### Selection ###

Jervey and I in Edmonds, WA

Jervey and I in Edmonds, WA

Interview at Los Angeles Review of Books:  JERVEY TERVALON, LA Times bestselling author of Understand This (1994) and Dead Above Ground (2000), has taken on an icon in his latest, Monster’s Chef (Amistad: 224 pp., $24.99). William Gibson, chef and ex-con drug addict, begins working for Lamont “Monster” Stiles, a pop music star who bleaches his skin white, has a “Lair” populated by young boys, his mute wife Rita, and Thug the gay bodyguard, intimidating anyone who wants to delve into the specifics. Take Michael Jackson’s anxiety and hypersensitivity, insert a little bit of the sinister pathologies of Jim Jones and Phil Spector, and the result is one chilling character to mirror the attention given to the celebrity and pop culture of our current age.

### Rows ###

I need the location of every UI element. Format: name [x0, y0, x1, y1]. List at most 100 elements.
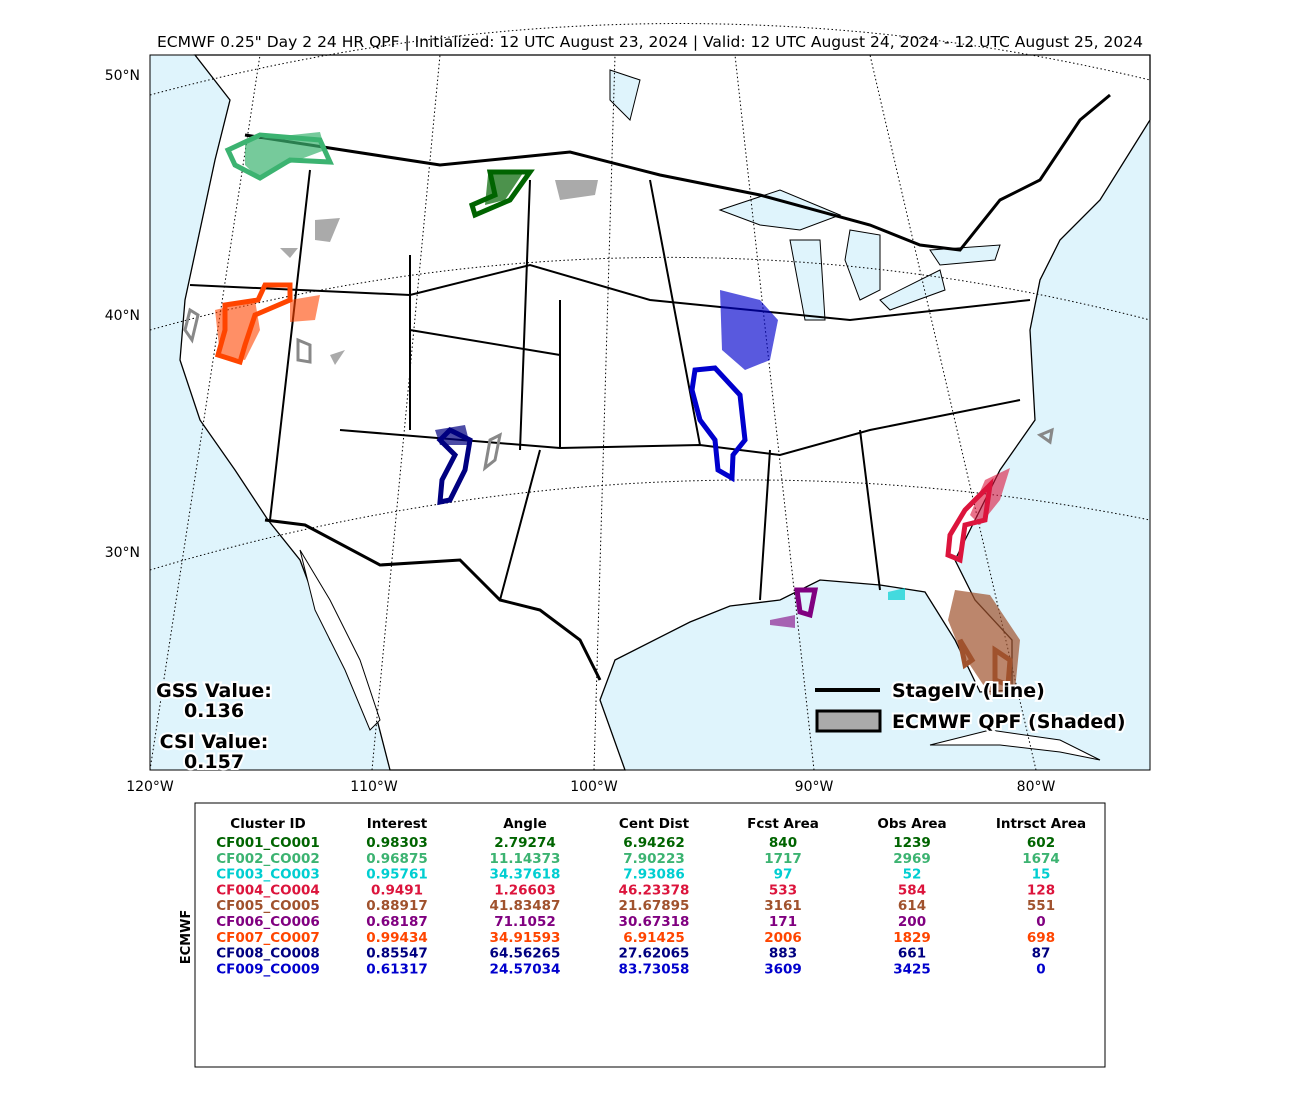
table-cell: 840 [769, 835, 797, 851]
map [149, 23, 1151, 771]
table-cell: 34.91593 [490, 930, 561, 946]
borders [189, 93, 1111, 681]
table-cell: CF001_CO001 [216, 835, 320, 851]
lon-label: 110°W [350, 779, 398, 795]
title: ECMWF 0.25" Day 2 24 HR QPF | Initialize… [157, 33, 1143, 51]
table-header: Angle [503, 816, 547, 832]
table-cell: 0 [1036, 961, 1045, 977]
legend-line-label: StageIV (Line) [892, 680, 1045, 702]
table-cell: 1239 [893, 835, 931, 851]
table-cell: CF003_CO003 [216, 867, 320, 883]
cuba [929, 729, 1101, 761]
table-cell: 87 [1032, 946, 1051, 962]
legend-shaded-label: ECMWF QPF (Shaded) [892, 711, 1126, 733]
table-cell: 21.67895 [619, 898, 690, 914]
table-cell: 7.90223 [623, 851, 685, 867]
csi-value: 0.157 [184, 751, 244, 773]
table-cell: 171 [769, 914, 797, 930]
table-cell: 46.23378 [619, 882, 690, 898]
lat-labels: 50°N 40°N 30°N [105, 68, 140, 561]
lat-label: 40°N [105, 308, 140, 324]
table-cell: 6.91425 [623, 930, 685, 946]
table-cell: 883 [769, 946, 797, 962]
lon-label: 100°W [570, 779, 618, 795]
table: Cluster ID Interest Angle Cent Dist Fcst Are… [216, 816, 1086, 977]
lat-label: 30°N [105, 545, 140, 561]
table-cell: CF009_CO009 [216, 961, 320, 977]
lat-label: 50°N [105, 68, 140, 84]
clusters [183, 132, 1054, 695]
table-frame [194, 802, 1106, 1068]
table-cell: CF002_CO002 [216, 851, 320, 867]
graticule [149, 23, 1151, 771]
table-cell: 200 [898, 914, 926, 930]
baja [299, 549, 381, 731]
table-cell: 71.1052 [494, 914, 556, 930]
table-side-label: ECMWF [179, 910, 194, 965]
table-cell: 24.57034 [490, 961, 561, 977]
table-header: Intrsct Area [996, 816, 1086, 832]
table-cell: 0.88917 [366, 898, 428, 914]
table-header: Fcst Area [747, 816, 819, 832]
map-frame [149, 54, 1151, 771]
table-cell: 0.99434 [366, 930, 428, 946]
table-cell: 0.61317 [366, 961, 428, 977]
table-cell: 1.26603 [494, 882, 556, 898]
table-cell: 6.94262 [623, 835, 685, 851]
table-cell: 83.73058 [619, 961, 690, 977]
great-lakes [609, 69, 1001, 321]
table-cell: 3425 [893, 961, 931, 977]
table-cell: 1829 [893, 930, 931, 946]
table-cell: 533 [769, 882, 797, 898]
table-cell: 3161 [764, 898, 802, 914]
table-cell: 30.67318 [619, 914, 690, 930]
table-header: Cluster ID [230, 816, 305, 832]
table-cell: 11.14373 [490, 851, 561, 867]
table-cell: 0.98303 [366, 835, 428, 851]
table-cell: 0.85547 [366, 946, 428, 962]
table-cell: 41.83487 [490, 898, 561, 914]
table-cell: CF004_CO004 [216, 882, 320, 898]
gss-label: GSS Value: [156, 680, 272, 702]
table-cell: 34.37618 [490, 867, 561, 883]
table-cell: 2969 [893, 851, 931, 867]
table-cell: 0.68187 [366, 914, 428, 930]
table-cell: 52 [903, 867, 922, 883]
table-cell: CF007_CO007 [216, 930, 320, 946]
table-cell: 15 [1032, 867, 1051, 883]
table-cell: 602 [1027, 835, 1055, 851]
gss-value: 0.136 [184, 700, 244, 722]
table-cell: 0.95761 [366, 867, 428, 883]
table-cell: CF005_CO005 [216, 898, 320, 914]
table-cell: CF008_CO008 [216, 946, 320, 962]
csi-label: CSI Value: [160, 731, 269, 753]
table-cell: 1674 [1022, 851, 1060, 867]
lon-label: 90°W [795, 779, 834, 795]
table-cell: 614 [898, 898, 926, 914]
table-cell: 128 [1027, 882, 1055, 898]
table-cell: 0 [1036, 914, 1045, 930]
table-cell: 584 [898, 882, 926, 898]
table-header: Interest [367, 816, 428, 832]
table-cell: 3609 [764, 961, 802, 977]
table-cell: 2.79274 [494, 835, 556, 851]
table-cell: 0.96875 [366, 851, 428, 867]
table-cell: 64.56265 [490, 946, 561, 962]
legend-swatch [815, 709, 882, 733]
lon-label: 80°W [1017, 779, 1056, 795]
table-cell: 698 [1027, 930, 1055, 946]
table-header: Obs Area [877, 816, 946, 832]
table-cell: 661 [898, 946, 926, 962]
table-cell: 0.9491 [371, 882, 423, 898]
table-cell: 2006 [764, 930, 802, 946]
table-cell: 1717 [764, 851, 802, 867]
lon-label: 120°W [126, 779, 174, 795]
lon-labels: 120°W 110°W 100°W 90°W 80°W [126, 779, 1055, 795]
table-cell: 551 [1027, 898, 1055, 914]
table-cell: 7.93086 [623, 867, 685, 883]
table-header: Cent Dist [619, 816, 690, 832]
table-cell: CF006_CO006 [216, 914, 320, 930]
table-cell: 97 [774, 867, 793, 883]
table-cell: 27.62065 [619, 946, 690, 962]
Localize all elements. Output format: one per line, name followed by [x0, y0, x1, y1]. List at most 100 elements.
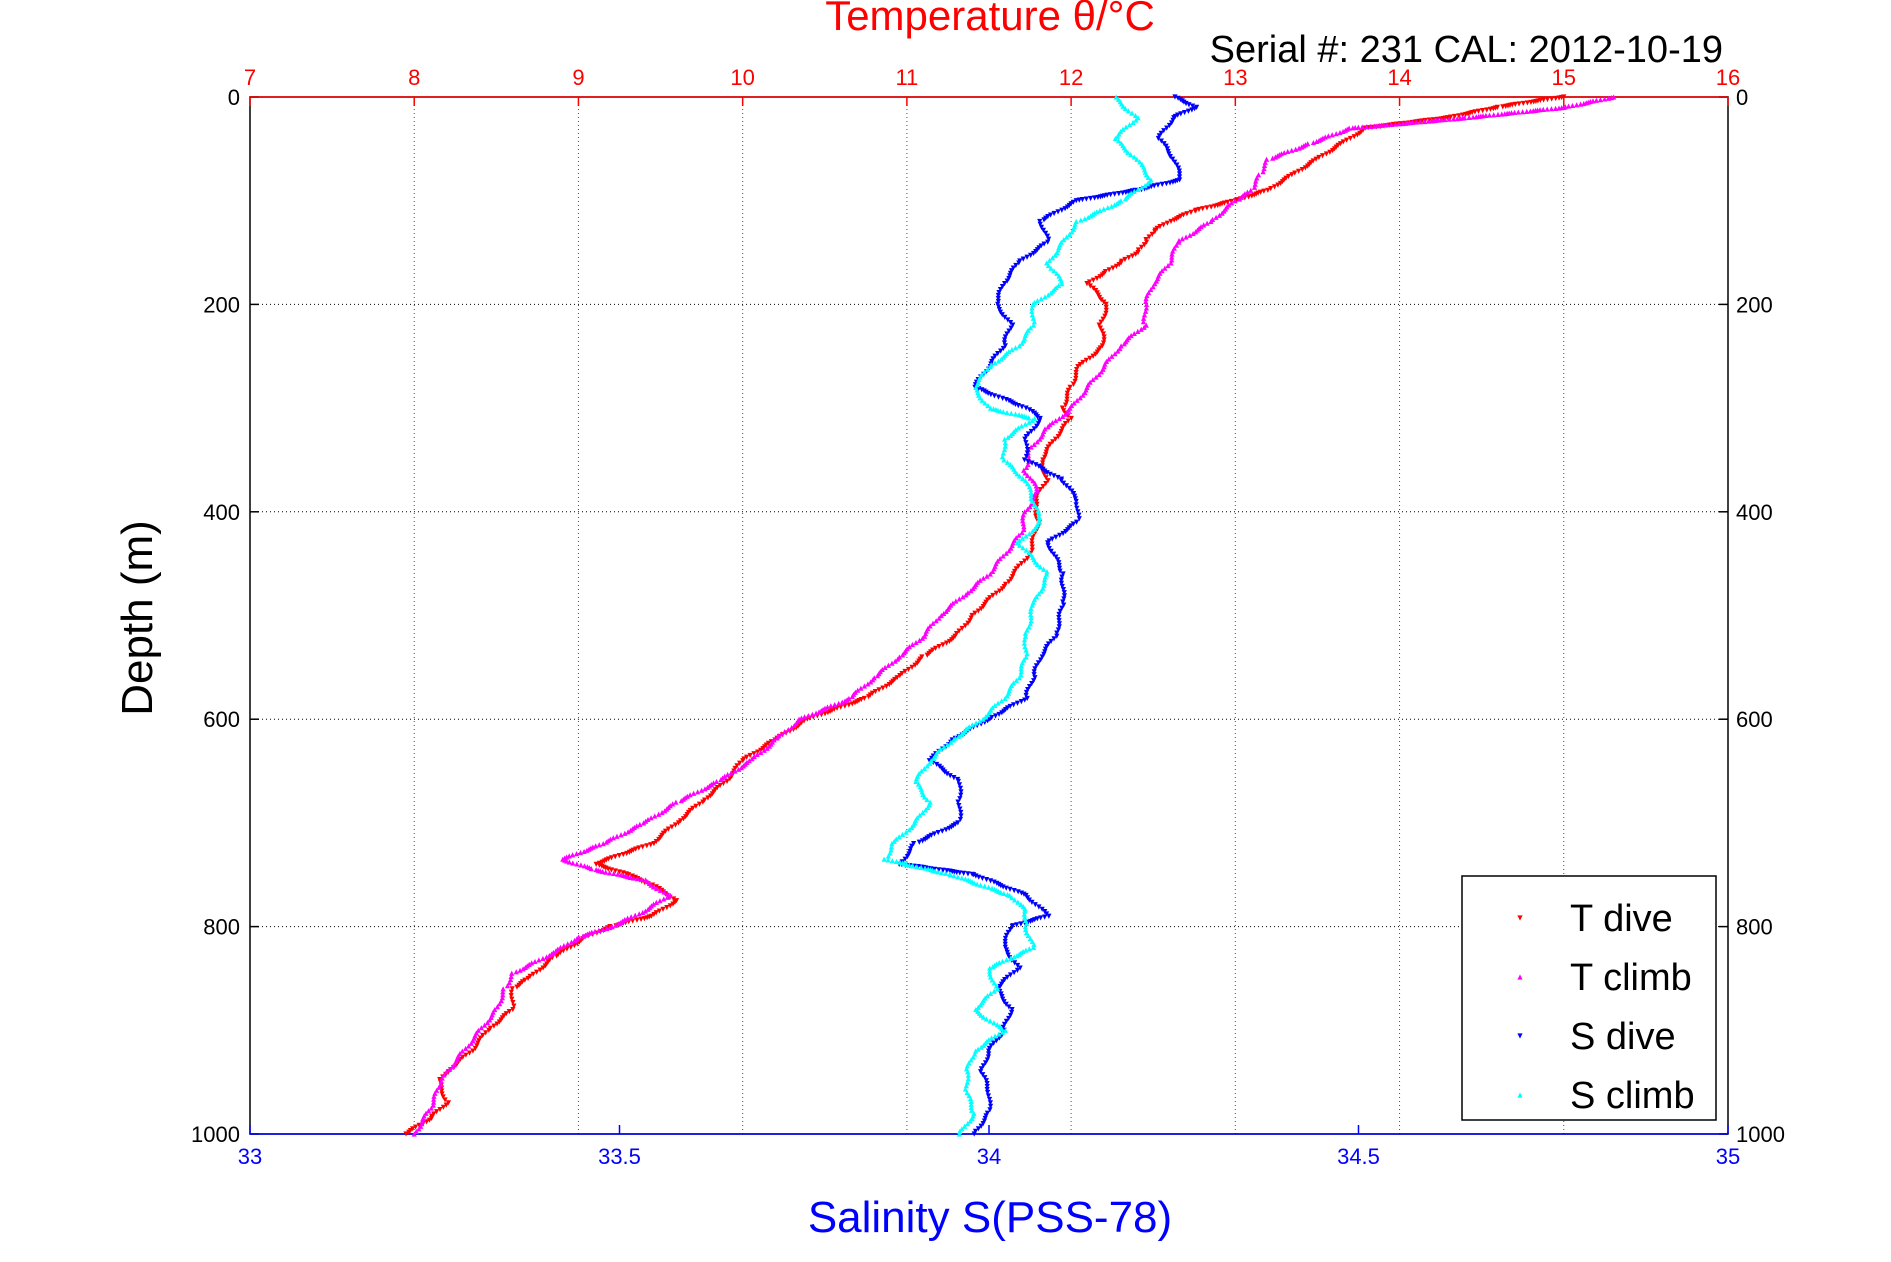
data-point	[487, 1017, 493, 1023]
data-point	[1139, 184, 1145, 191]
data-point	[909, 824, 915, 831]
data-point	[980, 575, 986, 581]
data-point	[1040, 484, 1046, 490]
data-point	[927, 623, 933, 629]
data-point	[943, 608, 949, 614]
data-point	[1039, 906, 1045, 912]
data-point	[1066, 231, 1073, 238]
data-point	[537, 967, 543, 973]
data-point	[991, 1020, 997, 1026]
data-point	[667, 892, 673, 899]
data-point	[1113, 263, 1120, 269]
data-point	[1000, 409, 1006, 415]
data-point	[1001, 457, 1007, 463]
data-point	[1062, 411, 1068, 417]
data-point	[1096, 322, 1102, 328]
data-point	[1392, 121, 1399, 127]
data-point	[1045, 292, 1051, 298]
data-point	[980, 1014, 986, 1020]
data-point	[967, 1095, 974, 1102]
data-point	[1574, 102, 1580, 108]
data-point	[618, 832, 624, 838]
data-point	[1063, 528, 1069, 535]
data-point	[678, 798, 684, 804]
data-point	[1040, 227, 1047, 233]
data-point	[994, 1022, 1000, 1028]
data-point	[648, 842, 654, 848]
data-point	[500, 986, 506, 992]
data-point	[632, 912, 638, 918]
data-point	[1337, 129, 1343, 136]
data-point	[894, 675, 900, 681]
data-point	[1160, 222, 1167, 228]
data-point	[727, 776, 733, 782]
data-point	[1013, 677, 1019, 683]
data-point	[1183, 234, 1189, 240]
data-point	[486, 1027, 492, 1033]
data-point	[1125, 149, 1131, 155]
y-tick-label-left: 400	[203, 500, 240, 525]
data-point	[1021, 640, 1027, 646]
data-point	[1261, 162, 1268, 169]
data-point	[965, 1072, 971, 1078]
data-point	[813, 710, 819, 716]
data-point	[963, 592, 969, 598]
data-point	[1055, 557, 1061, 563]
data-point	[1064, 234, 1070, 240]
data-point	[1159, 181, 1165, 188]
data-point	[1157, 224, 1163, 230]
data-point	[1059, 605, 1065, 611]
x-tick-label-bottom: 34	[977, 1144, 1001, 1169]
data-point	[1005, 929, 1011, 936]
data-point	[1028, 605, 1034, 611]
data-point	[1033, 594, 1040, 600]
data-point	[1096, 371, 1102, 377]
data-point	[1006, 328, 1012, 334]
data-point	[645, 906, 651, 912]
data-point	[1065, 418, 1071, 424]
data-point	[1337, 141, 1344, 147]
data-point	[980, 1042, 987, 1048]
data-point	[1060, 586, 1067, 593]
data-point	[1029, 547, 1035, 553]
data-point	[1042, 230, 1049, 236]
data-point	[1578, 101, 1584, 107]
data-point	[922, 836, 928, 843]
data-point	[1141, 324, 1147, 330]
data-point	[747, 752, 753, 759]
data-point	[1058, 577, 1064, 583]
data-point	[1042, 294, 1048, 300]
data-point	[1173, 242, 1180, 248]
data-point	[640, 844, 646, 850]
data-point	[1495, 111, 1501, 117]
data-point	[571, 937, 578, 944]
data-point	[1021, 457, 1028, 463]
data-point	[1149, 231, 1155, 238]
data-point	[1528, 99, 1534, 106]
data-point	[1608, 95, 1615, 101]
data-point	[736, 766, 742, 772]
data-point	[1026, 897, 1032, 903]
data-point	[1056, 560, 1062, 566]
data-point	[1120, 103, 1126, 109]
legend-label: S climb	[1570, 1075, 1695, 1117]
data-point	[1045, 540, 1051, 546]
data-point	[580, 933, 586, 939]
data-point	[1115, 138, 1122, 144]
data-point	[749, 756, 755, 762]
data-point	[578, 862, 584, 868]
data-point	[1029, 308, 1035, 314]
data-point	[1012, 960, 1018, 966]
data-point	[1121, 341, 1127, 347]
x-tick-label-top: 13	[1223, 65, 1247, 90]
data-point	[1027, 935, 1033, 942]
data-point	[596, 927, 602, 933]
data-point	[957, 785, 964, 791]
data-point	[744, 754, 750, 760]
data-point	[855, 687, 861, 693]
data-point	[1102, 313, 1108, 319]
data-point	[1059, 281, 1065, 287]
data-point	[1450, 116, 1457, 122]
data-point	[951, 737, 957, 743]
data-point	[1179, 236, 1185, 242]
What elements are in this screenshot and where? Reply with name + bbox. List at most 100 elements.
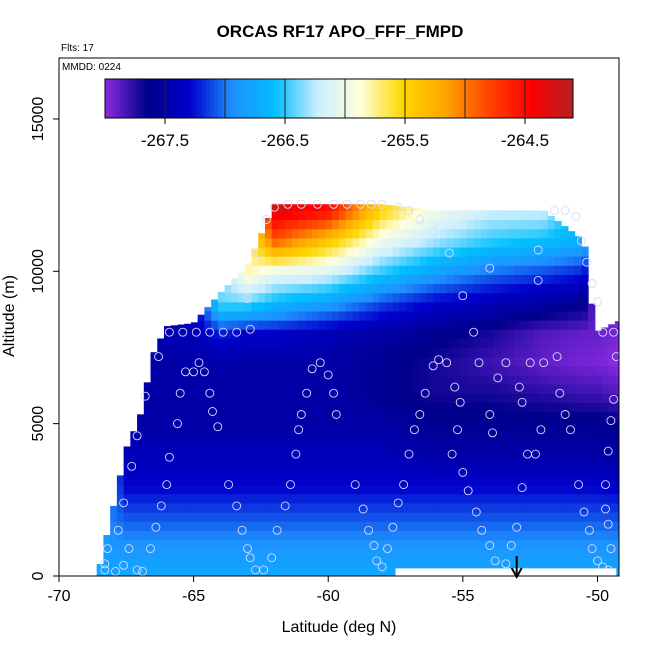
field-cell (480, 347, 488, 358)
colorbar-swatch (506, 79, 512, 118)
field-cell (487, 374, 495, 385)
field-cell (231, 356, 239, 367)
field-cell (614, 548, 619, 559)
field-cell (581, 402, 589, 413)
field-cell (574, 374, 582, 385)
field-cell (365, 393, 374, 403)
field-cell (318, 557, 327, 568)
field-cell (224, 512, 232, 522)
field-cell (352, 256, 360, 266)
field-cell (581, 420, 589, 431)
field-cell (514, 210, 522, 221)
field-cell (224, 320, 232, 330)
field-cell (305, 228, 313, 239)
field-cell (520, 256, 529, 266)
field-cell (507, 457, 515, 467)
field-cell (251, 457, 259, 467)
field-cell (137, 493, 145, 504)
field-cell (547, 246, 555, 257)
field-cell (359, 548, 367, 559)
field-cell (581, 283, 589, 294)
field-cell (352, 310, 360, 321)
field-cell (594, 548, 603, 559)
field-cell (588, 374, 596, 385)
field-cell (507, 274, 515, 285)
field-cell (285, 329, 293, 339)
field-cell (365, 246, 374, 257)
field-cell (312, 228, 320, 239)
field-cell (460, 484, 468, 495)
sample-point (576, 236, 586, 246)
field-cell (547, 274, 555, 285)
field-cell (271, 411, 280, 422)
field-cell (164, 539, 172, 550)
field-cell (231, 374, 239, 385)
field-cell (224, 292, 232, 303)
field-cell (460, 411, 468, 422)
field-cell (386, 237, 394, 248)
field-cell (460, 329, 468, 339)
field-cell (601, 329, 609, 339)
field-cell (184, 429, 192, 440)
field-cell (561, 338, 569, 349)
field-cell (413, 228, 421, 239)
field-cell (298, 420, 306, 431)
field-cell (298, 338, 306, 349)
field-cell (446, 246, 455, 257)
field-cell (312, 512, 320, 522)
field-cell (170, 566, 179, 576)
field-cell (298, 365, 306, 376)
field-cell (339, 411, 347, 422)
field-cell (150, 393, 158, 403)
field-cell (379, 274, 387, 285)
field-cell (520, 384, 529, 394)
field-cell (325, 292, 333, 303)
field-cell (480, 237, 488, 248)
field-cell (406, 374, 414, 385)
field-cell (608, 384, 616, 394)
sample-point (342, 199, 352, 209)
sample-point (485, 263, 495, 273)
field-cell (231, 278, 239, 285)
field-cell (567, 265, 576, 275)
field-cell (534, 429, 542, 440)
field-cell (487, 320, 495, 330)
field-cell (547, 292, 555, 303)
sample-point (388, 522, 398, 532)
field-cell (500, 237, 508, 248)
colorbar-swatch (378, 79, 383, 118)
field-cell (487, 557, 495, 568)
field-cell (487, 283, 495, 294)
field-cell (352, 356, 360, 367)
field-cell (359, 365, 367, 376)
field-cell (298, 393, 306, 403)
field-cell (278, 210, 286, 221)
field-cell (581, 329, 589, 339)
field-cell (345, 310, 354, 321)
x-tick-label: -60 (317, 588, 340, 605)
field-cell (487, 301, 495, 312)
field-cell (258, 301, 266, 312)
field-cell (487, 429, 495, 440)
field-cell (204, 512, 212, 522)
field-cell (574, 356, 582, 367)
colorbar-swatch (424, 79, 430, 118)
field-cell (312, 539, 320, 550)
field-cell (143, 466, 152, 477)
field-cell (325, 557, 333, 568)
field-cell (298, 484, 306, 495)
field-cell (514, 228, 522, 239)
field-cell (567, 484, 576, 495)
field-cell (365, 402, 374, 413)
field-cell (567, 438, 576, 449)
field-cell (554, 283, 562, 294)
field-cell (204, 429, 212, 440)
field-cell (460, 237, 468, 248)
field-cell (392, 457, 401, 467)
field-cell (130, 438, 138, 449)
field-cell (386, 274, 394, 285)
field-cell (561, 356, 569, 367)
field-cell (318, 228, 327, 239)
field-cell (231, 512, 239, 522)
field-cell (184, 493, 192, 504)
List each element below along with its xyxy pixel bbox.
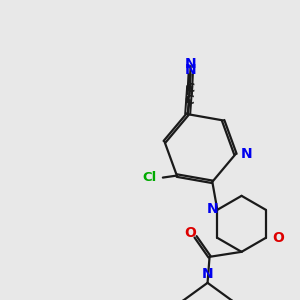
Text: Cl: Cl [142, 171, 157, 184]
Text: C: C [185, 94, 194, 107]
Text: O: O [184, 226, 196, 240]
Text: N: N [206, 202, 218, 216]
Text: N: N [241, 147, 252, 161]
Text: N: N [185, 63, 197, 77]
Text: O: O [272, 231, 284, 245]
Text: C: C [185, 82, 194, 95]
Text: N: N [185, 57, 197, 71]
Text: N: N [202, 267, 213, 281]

###

* Tasks for this exercise
**A)** Write out the stretch of the interview excerpt from "Interview at Los" through "our current age.".
**B)** In the rows, switch "data-point" to "marker" in the stretch from the line containing "1017, 493, 1023]" through the line containing "457, 1007, 463]", leaving all else unchanged, and give only those lines.
The interview excerpt and the rows are separate material.

* Solutions in order
**A)**
Interview at Los Angeles Review of Books:  JERVEY TERVALON, LA Times bestselling author of Understand This (1994) and Dead Above Ground (2000), has taken on an icon in his latest, Monster’s Chef (Amistad: 224 pp., $24.99). William Gibson, chef and ex-con drug addict, begins working for Lamont “Monster” Stiles, a pop music star who bleaches his skin white, has a “Lair” populated by young boys, his mute wife Rita, and Thug the gay bodyguard, intimidating anyone who wants to delve into the specifics. Take Michael Jackson’s anxiety and hypersensitivity, insert a little bit of the sinister pathologies of Jim Jones and Phil Spector, and the result is one chilling character to mirror the attention given to the celebrity and pop culture of our current age.

**B)**
marker	[487, 1017, 493, 1023]
marker	[1139, 184, 1145, 191]
marker	[909, 824, 915, 831]
marker	[980, 575, 986, 581]
marker	[1040, 484, 1046, 490]
marker	[927, 623, 933, 629]
marker	[943, 608, 949, 614]
marker	[1039, 906, 1045, 912]
marker	[1066, 231, 1073, 238]
marker	[537, 967, 543, 973]
marker	[991, 1020, 997, 1026]
marker	[667, 892, 673, 899]
marker	[1113, 263, 1120, 269]
marker	[1000, 409, 1006, 415]
marker	[1001, 457, 1007, 463]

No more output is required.